>> START Information given

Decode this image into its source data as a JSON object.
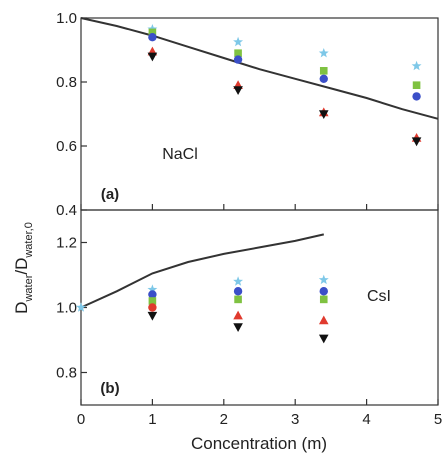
{
  "figure": {
    "ylabel_main": "D",
    "ylabel_sub1": "water",
    "ylabel_mid": "/D",
    "ylabel_sub2": "water,0",
    "xlabel": "Concentration (m)"
  },
  "chart_data": [
    {
      "type": "scatter",
      "panel_letter": "(a)",
      "annotation": "NaCl",
      "xlim": [
        0,
        5
      ],
      "ylim": [
        0.4,
        1.0
      ],
      "y_ticks": [
        "0.4",
        "0.6",
        "0.8",
        "1.0"
      ],
      "x_ticks": [
        "0",
        "1",
        "2",
        "3",
        "4",
        "5"
      ],
      "line": {
        "x": [
          0,
          0.5,
          1,
          1.5,
          2,
          2.5,
          3,
          3.5,
          4,
          4.5,
          5
        ],
        "y": [
          1.0,
          0.975,
          0.945,
          0.91,
          0.875,
          0.84,
          0.81,
          0.78,
          0.75,
          0.715,
          0.685
        ],
        "color": "#333333"
      },
      "series": [
        {
          "marker": "star",
          "color": "#7ec8e8",
          "x": [
            1.0,
            2.2,
            3.4,
            4.7
          ],
          "y": [
            0.965,
            0.925,
            0.89,
            0.85
          ]
        },
        {
          "marker": "square",
          "color": "#7fc241",
          "x": [
            1.0,
            2.2,
            3.4,
            4.7
          ],
          "y": [
            0.955,
            0.89,
            0.835,
            0.79
          ]
        },
        {
          "marker": "circle",
          "color": "#3b4fc8",
          "x": [
            1.0,
            2.2,
            3.4,
            4.7
          ],
          "y": [
            0.94,
            0.87,
            0.81,
            0.755
          ]
        },
        {
          "marker": "triangle-up",
          "color": "#e03a2e",
          "x": [
            1.0,
            2.2,
            3.4,
            4.7
          ],
          "y": [
            0.895,
            0.79,
            0.705,
            0.625
          ]
        },
        {
          "marker": "triangle-down",
          "color": "#111111",
          "x": [
            1.0,
            2.2,
            3.4,
            4.7
          ],
          "y": [
            0.88,
            0.775,
            0.7,
            0.615
          ]
        }
      ]
    },
    {
      "type": "scatter",
      "panel_letter": "(b)",
      "annotation": "CsI",
      "xlim": [
        0,
        5
      ],
      "ylim": [
        0.7,
        1.3
      ],
      "y_ticks": [
        "0.8",
        "1.0",
        "1.2"
      ],
      "x_ticks": [
        "0",
        "1",
        "2",
        "3",
        "4",
        "5"
      ],
      "line": {
        "x": [
          0,
          0.5,
          1,
          1.5,
          2,
          2.5,
          3,
          3.4
        ],
        "y": [
          1.0,
          1.05,
          1.105,
          1.14,
          1.165,
          1.185,
          1.205,
          1.225
        ],
        "color": "#333333"
      },
      "series": [
        {
          "marker": "star",
          "color": "#7ec8e8",
          "x": [
            0.0,
            1.0,
            2.2,
            3.4
          ],
          "y": [
            1.0,
            1.055,
            1.08,
            1.085
          ]
        },
        {
          "marker": "circle",
          "color": "#3b4fc8",
          "x": [
            1.0,
            2.2,
            3.4
          ],
          "y": [
            1.04,
            1.05,
            1.05
          ]
        },
        {
          "marker": "square",
          "color": "#7fc241",
          "x": [
            1.0,
            2.2,
            3.4
          ],
          "y": [
            1.02,
            1.025,
            1.025
          ]
        },
        {
          "marker": "circle",
          "color": "#e03a2e",
          "x": [
            1.0
          ],
          "y": [
            1.0
          ]
        },
        {
          "marker": "triangle-up",
          "color": "#e03a2e",
          "x": [
            2.2,
            3.4
          ],
          "y": [
            0.975,
            0.96
          ]
        },
        {
          "marker": "triangle-down",
          "color": "#111111",
          "x": [
            1.0,
            2.2,
            3.4
          ],
          "y": [
            0.975,
            0.94,
            0.905
          ]
        }
      ]
    }
  ]
}
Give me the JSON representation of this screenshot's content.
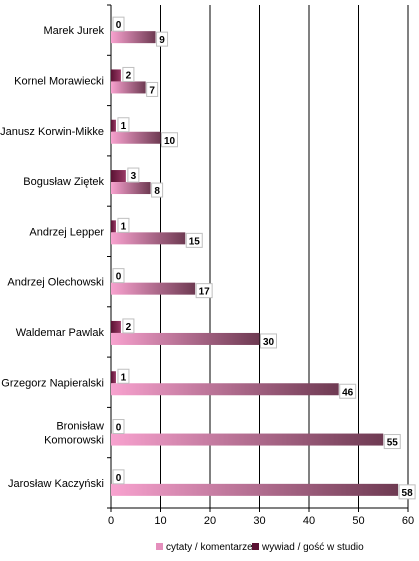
{
  "chart_data": {
    "type": "bar",
    "orientation": "horizontal",
    "categories": [
      "Marek Jurek",
      "Kornel Morawiecki",
      "Janusz Korwin-Mikke",
      "Bogusław Ziętek",
      "Andrzej Lepper",
      "Andrzej Olechowski",
      "Waldemar Pawlak",
      "Grzegorz Napieralski",
      "Bronisław\nKomorowski",
      "Jarosław Kaczyński"
    ],
    "series": [
      {
        "name": "cytaty / komentarze",
        "values": [
          9,
          7,
          10,
          8,
          15,
          17,
          30,
          46,
          55,
          58
        ],
        "color": "#f07ab8"
      },
      {
        "name": "wywiad / gość w studio",
        "values": [
          0,
          2,
          1,
          3,
          1,
          0,
          2,
          1,
          0,
          0
        ],
        "color": "#6b1f45"
      }
    ],
    "xlim": [
      0,
      60
    ],
    "xticks": [
      0,
      10,
      20,
      30,
      40,
      50,
      60
    ],
    "grid": true,
    "legend_position": "bottom"
  }
}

>> END Information given

- Goal: Quote every line of the records above exactly; no picture is to be copied.

- Task output:
Decode this image into its source data as a JSON object.
{
  "figure": {
    "ylabel_main": "D",
    "ylabel_sub1": "water",
    "ylabel_mid": "/D",
    "ylabel_sub2": "water,0",
    "xlabel": "Concentration (m)"
  },
  "chart_data": [
    {
      "type": "scatter",
      "panel_letter": "(a)",
      "annotation": "NaCl",
      "xlim": [
        0,
        5
      ],
      "ylim": [
        0.4,
        1.0
      ],
      "y_ticks": [
        "0.4",
        "0.6",
        "0.8",
        "1.0"
      ],
      "x_ticks": [
        "0",
        "1",
        "2",
        "3",
        "4",
        "5"
      ],
      "line": {
        "x": [
          0,
          0.5,
          1,
          1.5,
          2,
          2.5,
          3,
          3.5,
          4,
          4.5,
          5
        ],
        "y": [
          1.0,
          0.975,
          0.945,
          0.91,
          0.875,
          0.84,
          0.81,
          0.78,
          0.75,
          0.715,
          0.685
        ],
        "color": "#333333"
      },
      "series": [
        {
          "marker": "star",
          "color": "#7ec8e8",
          "x": [
            1.0,
            2.2,
            3.4,
            4.7
          ],
          "y": [
            0.965,
            0.925,
            0.89,
            0.85
          ]
        },
        {
          "marker": "square",
          "color": "#7fc241",
          "x": [
            1.0,
            2.2,
            3.4,
            4.7
          ],
          "y": [
            0.955,
            0.89,
            0.835,
            0.79
          ]
        },
        {
          "marker": "circle",
          "color": "#3b4fc8",
          "x": [
            1.0,
            2.2,
            3.4,
            4.7
          ],
          "y": [
            0.94,
            0.87,
            0.81,
            0.755
          ]
        },
        {
          "marker": "triangle-up",
          "color": "#e03a2e",
          "x": [
            1.0,
            2.2,
            3.4,
            4.7
          ],
          "y": [
            0.895,
            0.79,
            0.705,
            0.625
          ]
        },
        {
          "marker": "triangle-down",
          "color": "#111111",
          "x": [
            1.0,
            2.2,
            3.4,
            4.7
          ],
          "y": [
            0.88,
            0.775,
            0.7,
            0.615
          ]
        }
      ]
    },
    {
      "type": "scatter",
      "panel_letter": "(b)",
      "annotation": "CsI",
      "xlim": [
        0,
        5
      ],
      "ylim": [
        0.7,
        1.3
      ],
      "y_ticks": [
        "0.8",
        "1.0",
        "1.2"
      ],
      "x_ticks": [
        "0",
        "1",
        "2",
        "3",
        "4",
        "5"
      ],
      "line": {
        "x": [
          0,
          0.5,
          1,
          1.5,
          2,
          2.5,
          3,
          3.4
        ],
        "y": [
          1.0,
          1.05,
          1.105,
          1.14,
          1.165,
          1.185,
          1.205,
          1.225
        ],
        "color": "#333333"
      },
      "series": [
        {
          "marker": "star",
          "color": "#7ec8e8",
          "x": [
            0.0,
            1.0,
            2.2,
            3.4
          ],
          "y": [
            1.0,
            1.055,
            1.08,
            1.085
          ]
        },
        {
          "marker": "circle",
          "color": "#3b4fc8",
          "x": [
            1.0,
            2.2,
            3.4
          ],
          "y": [
            1.04,
            1.05,
            1.05
          ]
        },
        {
          "marker": "square",
          "color": "#7fc241",
          "x": [
            1.0,
            2.2,
            3.4
          ],
          "y": [
            1.02,
            1.025,
            1.025
          ]
        },
        {
          "marker": "circle",
          "color": "#e03a2e",
          "x": [
            1.0
          ],
          "y": [
            1.0
          ]
        },
        {
          "marker": "triangle-up",
          "color": "#e03a2e",
          "x": [
            2.2,
            3.4
          ],
          "y": [
            0.975,
            0.96
          ]
        },
        {
          "marker": "triangle-down",
          "color": "#111111",
          "x": [
            1.0,
            2.2,
            3.4
          ],
          "y": [
            0.975,
            0.94,
            0.905
          ]
        }
      ]
    }
  ]
}
Give me the JSON representation of this screenshot's content.
{
  "chart_data": {
    "type": "bar",
    "orientation": "horizontal",
    "categories": [
      "Marek Jurek",
      "Kornel Morawiecki",
      "Janusz Korwin-Mikke",
      "Bogusław Ziętek",
      "Andrzej Lepper",
      "Andrzej Olechowski",
      "Waldemar Pawlak",
      "Grzegorz Napieralski",
      "Bronisław\nKomorowski",
      "Jarosław Kaczyński"
    ],
    "series": [
      {
        "name": "cytaty / komentarze",
        "values": [
          9,
          7,
          10,
          8,
          15,
          17,
          30,
          46,
          55,
          58
        ],
        "color": "#f07ab8"
      },
      {
        "name": "wywiad / gość w studio",
        "values": [
          0,
          2,
          1,
          3,
          1,
          0,
          2,
          1,
          0,
          0
        ],
        "color": "#6b1f45"
      }
    ],
    "xlim": [
      0,
      60
    ],
    "xticks": [
      0,
      10,
      20,
      30,
      40,
      50,
      60
    ],
    "grid": true,
    "legend_position": "bottom"
  }
}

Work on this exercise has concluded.